## Raw records
○ ○ ○

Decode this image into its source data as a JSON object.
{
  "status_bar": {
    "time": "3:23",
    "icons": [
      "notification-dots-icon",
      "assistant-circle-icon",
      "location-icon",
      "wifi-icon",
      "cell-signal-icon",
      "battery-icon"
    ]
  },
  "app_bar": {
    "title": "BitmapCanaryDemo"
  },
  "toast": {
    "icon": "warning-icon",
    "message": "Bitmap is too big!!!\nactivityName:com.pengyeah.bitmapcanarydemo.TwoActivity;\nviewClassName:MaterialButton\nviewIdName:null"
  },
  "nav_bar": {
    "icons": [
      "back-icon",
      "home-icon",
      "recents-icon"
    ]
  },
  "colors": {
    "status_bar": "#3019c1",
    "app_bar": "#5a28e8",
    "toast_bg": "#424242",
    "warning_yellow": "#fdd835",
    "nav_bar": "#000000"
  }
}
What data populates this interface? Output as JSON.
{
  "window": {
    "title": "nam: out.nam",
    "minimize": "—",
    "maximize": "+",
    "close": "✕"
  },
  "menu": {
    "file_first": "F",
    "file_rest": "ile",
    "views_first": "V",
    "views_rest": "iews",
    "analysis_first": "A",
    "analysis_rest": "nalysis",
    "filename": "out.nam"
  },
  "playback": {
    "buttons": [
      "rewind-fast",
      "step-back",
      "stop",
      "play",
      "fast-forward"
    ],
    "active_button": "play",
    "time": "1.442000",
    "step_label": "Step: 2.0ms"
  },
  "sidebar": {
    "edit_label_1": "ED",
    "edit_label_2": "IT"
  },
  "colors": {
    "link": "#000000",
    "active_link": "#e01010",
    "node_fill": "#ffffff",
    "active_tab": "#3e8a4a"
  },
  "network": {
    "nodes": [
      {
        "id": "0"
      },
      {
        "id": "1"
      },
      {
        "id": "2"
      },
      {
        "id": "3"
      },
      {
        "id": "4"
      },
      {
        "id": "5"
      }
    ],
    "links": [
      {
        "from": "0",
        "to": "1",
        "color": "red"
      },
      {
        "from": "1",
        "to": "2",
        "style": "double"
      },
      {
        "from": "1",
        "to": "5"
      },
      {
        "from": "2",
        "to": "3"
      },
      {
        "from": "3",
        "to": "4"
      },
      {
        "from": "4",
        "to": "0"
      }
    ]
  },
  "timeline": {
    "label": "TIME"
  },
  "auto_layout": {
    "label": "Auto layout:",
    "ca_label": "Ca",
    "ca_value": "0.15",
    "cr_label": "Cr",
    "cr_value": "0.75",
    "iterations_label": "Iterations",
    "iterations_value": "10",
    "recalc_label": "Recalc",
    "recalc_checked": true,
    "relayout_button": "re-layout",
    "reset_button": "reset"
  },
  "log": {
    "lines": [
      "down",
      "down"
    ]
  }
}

○ ○ ○

## Given task
Search the records for the string "JSON" and return every line in which it occurs.

## Response
Decode this image into its source data as a JSON object.
What data populates this interface? Output as JSON.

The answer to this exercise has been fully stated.